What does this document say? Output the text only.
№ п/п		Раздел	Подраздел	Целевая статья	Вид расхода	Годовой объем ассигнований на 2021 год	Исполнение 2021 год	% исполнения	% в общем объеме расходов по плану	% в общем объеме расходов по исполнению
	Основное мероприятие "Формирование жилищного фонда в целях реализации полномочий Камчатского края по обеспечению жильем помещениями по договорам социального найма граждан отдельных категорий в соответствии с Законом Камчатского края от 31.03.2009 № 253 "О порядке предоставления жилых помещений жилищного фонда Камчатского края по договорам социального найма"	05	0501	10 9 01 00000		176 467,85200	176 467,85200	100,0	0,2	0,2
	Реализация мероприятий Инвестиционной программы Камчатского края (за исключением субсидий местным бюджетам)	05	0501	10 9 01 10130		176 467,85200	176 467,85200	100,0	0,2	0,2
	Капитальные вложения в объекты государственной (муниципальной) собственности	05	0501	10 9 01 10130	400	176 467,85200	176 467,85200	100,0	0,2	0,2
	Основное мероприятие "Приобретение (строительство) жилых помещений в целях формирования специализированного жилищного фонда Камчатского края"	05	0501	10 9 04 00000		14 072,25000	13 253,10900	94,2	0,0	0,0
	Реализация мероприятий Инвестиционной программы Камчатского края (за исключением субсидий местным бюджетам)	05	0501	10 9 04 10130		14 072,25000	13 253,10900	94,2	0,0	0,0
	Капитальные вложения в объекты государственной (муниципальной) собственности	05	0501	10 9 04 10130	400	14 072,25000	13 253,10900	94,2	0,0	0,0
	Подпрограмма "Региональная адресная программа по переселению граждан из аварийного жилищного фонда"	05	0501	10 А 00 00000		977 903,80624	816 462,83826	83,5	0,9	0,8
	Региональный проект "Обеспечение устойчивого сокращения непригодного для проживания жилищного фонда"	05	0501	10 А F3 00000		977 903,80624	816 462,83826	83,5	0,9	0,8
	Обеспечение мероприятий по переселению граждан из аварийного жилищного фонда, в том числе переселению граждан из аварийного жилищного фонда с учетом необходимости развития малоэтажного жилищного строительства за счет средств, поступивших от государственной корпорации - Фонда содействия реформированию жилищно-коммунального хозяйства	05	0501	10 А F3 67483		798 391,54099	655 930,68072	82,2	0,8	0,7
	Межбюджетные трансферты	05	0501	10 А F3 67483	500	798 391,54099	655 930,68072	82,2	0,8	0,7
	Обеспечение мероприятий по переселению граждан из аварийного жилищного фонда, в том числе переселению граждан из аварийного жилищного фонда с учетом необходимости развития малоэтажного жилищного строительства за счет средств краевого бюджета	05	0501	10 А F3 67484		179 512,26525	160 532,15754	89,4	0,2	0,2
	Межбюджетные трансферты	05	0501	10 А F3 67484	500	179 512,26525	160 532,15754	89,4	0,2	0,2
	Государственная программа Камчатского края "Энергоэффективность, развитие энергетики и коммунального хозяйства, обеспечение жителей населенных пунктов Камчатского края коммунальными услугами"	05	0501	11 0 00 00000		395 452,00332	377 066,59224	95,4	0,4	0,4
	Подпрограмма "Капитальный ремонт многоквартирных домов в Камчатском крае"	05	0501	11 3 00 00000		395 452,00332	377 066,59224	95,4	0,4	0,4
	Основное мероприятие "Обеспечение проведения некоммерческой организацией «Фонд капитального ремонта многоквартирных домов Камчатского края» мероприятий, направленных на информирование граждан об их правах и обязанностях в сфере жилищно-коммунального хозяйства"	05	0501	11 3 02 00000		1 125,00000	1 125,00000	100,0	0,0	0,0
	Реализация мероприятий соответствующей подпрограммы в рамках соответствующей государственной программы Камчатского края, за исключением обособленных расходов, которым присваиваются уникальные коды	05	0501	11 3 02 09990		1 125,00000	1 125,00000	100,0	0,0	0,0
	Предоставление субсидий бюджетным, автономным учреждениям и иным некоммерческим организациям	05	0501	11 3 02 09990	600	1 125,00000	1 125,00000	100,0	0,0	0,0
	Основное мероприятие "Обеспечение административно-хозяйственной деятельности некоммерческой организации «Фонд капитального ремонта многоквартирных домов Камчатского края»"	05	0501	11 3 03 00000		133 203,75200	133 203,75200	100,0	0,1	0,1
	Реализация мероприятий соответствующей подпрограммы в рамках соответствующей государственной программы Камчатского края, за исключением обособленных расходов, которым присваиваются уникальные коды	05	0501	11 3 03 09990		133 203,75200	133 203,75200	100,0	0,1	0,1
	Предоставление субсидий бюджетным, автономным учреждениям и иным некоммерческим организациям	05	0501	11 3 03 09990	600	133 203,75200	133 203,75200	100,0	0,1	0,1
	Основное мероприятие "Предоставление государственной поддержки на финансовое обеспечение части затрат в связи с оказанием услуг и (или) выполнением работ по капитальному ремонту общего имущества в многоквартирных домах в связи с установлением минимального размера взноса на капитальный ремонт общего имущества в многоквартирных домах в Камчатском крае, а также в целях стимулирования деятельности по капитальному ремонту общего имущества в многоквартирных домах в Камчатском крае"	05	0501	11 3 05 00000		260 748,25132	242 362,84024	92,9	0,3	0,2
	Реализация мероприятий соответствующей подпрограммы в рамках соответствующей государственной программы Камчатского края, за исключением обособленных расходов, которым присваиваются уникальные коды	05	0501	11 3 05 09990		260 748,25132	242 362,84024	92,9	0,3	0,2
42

++++++++

In the entries above, count each line that holds "бюджетам". Give the total and nothing else.

__Correct response__. 2